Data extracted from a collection
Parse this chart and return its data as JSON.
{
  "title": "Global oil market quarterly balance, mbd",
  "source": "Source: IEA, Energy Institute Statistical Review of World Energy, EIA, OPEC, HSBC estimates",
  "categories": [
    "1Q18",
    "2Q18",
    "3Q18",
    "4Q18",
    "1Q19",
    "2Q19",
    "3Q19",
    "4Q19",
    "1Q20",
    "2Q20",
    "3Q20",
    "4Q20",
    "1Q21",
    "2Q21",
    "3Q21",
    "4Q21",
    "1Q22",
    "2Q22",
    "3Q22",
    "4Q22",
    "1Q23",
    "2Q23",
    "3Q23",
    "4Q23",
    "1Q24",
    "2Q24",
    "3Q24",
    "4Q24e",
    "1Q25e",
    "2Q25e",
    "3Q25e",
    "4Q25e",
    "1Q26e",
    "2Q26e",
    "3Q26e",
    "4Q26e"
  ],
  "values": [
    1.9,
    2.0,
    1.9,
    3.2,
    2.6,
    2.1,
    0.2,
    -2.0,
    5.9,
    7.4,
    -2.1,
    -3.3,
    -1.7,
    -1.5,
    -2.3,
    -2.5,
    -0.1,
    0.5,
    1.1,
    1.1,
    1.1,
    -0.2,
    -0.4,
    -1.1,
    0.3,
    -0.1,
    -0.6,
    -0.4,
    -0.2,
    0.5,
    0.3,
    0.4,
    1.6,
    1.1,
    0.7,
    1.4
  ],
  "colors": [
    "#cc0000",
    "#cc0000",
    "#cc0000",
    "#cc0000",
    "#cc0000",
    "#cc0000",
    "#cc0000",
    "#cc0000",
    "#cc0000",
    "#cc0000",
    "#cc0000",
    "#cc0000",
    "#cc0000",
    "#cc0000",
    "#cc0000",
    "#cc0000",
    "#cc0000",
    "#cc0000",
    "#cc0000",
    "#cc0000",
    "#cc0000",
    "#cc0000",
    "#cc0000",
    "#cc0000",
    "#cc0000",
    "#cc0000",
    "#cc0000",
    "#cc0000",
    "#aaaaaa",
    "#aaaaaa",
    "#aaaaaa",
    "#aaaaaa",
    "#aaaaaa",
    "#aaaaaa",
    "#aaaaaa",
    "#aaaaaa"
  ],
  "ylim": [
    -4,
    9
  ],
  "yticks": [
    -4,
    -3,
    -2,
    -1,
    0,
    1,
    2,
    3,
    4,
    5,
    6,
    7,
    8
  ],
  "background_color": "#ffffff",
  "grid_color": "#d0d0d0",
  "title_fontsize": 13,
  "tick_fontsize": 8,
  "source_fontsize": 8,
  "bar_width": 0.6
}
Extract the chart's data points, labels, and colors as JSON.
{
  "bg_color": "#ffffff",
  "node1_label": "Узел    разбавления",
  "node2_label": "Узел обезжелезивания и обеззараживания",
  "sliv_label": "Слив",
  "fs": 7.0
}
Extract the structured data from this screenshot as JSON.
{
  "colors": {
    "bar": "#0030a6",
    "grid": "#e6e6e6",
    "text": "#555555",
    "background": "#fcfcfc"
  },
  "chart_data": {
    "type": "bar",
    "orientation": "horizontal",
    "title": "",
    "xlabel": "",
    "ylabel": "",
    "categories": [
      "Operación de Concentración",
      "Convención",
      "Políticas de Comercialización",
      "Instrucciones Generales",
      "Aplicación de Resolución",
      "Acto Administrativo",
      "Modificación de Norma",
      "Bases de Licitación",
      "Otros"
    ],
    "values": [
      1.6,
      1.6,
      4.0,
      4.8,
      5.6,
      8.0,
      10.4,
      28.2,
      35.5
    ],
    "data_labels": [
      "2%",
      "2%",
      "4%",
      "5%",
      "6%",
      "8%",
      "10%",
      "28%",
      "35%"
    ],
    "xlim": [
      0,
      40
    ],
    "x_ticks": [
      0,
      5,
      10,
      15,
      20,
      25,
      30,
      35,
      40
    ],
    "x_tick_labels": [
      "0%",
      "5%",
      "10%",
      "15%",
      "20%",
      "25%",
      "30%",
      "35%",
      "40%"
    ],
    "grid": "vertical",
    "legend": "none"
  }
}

▸ Work to be completed
Restate all of the entries exactly, please.

▸ Task result
Parse this chart and return its data as JSON.
{
  "title": "Global oil market quarterly balance, mbd",
  "source": "Source: IEA, Energy Institute Statistical Review of World Energy, EIA, OPEC, HSBC estimates",
  "categories": [
    "1Q18",
    "2Q18",
    "3Q18",
    "4Q18",
    "1Q19",
    "2Q19",
    "3Q19",
    "4Q19",
    "1Q20",
    "2Q20",
    "3Q20",
    "4Q20",
    "1Q21",
    "2Q21",
    "3Q21",
    "4Q21",
    "1Q22",
    "2Q22",
    "3Q22",
    "4Q22",
    "1Q23",
    "2Q23",
    "3Q23",
    "4Q23",
    "1Q24",
    "2Q24",
    "3Q24",
    "4Q24e",
    "1Q25e",
    "2Q25e",
    "3Q25e",
    "4Q25e",
    "1Q26e",
    "2Q26e",
    "3Q26e",
    "4Q26e"
  ],
  "values": [
    1.9,
    2.0,
    1.9,
    3.2,
    2.6,
    2.1,
    0.2,
    -2.0,
    5.9,
    7.4,
    -2.1,
    -3.3,
    -1.7,
    -1.5,
    -2.3,
    -2.5,
    -0.1,
    0.5,
    1.1,
    1.1,
    1.1,
    -0.2,
    -0.4,
    -1.1,
    0.3,
    -0.1,
    -0.6,
    -0.4,
    -0.2,
    0.5,
    0.3,
    0.4,
    1.6,
    1.1,
    0.7,
    1.4
  ],
  "colors": [
    "#cc0000",
    "#cc0000",
    "#cc0000",
    "#cc0000",
    "#cc0000",
    "#cc0000",
    "#cc0000",
    "#cc0000",
    "#cc0000",
    "#cc0000",
    "#cc0000",
    "#cc0000",
    "#cc0000",
    "#cc0000",
    "#cc0000",
    "#cc0000",
    "#cc0000",
    "#cc0000",
    "#cc0000",
    "#cc0000",
    "#cc0000",
    "#cc0000",
    "#cc0000",
    "#cc0000",
    "#cc0000",
    "#cc0000",
    "#cc0000",
    "#cc0000",
    "#aaaaaa",
    "#aaaaaa",
    "#aaaaaa",
    "#aaaaaa",
    "#aaaaaa",
    "#aaaaaa",
    "#aaaaaa",
    "#aaaaaa"
  ],
  "ylim": [
    -4,
    9
  ],
  "yticks": [
    -4,
    -3,
    -2,
    -1,
    0,
    1,
    2,
    3,
    4,
    5,
    6,
    7,
    8
  ],
  "background_color": "#ffffff",
  "grid_color": "#d0d0d0",
  "title_fontsize": 13,
  "tick_fontsize": 8,
  "source_fontsize": 8,
  "bar_width": 0.6
}
Extract the chart's data points, labels, and colors as JSON.
{
  "bg_color": "#ffffff",
  "node1_label": "Узел    разбавления",
  "node2_label": "Узел обезжелезивания и обеззараживания",
  "sliv_label": "Слив",
  "fs": 7.0
}
Extract the structured data from this screenshot as JSON.
{
  "colors": {
    "bar": "#0030a6",
    "grid": "#e6e6e6",
    "text": "#555555",
    "background": "#fcfcfc"
  },
  "chart_data": {
    "type": "bar",
    "orientation": "horizontal",
    "title": "",
    "xlabel": "",
    "ylabel": "",
    "categories": [
      "Operación de Concentración",
      "Convención",
      "Políticas de Comercialización",
      "Instrucciones Generales",
      "Aplicación de Resolución",
      "Acto Administrativo",
      "Modificación de Norma",
      "Bases de Licitación",
      "Otros"
    ],
    "values": [
      1.6,
      1.6,
      4.0,
      4.8,
      5.6,
      8.0,
      10.4,
      28.2,
      35.5
    ],
    "data_labels": [
      "2%",
      "2%",
      "4%",
      "5%",
      "6%",
      "8%",
      "10%",
      "28%",
      "35%"
    ],
    "xlim": [
      0,
      40
    ],
    "x_ticks": [
      0,
      5,
      10,
      15,
      20,
      25,
      30,
      35,
      40
    ],
    "x_tick_labels": [
      "0%",
      "5%",
      "10%",
      "15%",
      "20%",
      "25%",
      "30%",
      "35%",
      "40%"
    ],
    "grid": "vertical",
    "legend": "none"
  }
}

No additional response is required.